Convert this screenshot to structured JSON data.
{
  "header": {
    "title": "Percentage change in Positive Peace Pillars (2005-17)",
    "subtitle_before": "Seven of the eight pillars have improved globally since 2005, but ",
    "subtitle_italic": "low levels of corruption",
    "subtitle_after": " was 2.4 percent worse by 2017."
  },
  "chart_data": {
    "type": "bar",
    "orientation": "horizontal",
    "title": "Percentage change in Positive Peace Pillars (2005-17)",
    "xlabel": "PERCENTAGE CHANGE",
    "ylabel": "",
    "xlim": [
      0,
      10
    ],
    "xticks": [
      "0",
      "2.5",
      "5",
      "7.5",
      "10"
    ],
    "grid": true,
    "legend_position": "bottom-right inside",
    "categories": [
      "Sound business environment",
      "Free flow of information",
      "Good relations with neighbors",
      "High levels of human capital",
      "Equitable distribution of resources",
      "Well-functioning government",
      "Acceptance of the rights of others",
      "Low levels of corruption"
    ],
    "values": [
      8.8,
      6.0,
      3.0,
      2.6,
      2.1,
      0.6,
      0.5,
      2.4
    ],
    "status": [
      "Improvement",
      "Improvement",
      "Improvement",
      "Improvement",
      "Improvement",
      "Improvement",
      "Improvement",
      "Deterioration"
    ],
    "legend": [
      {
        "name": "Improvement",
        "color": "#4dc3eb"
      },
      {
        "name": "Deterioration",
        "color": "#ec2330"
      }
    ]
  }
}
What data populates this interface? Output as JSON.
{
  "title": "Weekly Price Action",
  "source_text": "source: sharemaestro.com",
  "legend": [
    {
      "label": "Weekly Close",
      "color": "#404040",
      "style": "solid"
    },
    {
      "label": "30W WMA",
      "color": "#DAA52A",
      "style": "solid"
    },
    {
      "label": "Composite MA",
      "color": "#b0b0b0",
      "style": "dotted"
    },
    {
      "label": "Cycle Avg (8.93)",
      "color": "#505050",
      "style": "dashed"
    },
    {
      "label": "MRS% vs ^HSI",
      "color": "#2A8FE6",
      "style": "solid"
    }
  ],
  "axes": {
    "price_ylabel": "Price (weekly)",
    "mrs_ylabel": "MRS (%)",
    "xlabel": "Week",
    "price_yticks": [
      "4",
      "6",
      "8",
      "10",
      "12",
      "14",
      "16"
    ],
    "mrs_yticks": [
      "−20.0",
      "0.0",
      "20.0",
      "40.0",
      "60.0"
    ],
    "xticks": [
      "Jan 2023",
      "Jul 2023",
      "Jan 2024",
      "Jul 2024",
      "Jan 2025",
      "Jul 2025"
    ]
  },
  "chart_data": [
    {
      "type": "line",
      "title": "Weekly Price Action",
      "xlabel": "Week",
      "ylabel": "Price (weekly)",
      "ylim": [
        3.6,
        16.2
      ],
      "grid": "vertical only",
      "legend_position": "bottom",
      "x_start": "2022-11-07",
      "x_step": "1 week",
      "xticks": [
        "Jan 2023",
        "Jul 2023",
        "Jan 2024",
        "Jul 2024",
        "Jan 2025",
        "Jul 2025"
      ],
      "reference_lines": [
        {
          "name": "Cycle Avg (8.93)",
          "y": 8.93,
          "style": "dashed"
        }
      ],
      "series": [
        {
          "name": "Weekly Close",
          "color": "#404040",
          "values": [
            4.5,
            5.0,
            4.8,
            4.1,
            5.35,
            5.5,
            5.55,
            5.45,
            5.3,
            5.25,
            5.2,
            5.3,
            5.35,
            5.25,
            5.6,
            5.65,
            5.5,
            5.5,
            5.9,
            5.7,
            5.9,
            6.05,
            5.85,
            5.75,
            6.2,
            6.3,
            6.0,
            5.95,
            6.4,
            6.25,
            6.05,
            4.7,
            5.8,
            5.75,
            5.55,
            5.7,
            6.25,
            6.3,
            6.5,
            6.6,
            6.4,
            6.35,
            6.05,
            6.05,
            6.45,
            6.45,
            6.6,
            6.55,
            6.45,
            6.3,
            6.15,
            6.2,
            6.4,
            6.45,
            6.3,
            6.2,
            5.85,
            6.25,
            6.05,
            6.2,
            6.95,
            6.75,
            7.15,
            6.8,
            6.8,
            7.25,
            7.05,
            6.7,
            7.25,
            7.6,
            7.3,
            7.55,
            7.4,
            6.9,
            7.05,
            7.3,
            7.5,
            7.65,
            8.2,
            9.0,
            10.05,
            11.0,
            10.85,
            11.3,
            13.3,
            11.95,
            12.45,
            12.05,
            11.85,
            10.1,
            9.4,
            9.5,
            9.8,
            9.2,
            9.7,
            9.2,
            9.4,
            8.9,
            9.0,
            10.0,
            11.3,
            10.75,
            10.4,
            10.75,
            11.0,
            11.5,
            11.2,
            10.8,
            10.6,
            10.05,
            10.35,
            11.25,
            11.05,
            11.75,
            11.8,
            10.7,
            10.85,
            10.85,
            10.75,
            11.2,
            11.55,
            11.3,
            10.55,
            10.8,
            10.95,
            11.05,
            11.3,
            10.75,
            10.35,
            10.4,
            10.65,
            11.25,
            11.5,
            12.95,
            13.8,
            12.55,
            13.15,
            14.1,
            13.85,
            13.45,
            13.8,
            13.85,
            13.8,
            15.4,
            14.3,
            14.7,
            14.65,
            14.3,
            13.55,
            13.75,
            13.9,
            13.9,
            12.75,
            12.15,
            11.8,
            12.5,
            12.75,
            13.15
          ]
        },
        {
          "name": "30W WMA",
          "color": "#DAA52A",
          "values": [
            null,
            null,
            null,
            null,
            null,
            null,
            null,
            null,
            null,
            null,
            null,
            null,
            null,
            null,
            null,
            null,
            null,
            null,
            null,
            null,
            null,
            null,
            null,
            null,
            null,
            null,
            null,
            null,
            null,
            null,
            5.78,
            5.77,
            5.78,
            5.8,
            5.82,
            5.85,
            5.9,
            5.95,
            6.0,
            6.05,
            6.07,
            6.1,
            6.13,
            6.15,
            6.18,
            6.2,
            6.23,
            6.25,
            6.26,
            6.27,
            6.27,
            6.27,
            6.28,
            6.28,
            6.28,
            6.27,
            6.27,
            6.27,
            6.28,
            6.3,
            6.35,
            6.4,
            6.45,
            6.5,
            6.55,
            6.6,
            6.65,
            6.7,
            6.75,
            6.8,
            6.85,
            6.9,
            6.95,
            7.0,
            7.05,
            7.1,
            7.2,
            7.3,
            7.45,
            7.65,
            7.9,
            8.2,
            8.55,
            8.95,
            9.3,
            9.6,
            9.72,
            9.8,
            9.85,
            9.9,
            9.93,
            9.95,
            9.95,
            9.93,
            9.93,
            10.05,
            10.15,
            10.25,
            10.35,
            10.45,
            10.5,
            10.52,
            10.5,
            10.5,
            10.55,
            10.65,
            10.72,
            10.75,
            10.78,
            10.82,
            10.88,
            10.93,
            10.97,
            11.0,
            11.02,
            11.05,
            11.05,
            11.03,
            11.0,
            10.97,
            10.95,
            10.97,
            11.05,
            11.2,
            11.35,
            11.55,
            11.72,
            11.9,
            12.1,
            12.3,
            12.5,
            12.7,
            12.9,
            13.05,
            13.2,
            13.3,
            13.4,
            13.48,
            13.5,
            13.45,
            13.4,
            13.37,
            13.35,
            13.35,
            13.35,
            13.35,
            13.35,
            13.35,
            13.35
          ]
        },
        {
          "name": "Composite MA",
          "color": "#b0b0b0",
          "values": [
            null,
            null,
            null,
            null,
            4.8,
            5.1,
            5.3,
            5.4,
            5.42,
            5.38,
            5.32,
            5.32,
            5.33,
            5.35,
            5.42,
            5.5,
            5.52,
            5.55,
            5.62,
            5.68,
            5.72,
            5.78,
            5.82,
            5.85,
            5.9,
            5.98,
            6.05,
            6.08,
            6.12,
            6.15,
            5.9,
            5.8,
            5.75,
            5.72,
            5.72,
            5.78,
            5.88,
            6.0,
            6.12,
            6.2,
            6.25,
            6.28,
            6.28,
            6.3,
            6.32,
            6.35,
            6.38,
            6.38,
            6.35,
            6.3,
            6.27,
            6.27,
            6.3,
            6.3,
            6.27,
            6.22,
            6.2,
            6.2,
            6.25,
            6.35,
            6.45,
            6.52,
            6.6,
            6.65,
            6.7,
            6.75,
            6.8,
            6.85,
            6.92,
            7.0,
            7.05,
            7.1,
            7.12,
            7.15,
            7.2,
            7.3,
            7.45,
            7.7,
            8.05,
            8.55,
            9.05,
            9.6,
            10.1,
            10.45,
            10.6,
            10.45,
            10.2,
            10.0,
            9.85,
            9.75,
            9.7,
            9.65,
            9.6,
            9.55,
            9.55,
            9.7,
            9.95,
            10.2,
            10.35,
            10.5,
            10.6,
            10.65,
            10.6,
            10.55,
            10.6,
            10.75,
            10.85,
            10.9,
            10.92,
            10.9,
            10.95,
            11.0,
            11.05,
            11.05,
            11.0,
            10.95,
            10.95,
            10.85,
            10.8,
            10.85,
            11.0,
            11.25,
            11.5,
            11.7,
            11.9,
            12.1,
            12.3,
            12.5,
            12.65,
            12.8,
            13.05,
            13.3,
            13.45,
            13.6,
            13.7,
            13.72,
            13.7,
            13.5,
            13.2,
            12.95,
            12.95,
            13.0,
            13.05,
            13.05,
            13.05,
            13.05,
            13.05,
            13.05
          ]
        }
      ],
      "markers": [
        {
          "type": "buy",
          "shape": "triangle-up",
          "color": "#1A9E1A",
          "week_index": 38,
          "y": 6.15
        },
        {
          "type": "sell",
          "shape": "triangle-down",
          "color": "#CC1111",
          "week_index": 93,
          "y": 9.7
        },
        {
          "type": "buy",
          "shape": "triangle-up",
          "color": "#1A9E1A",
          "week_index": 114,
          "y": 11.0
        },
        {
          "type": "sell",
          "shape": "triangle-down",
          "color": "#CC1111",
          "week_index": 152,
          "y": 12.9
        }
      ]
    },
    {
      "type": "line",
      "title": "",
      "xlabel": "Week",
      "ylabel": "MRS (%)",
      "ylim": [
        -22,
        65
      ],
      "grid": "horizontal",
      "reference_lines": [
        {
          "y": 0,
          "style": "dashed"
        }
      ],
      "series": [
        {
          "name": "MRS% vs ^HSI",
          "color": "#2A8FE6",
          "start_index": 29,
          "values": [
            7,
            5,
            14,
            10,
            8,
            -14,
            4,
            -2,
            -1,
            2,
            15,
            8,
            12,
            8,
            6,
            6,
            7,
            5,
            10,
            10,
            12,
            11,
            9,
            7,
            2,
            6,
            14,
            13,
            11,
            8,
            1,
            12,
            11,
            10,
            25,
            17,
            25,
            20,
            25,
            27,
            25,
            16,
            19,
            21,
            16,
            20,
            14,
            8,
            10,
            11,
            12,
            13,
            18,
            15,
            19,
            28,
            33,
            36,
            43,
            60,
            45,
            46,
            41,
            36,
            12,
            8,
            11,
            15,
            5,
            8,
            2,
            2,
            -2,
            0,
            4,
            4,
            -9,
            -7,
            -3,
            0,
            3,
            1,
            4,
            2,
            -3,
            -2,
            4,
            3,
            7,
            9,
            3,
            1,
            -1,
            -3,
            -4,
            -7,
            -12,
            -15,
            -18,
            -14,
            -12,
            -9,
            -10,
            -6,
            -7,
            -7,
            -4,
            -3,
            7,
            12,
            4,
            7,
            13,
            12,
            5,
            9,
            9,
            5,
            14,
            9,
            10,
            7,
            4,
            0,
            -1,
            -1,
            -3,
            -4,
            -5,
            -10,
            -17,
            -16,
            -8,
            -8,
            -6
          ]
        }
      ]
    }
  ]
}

• DIRECTION
Within the entries above, report how many lines include "name", and keep the answer to the number.

• EXERCISE RESPONSE
7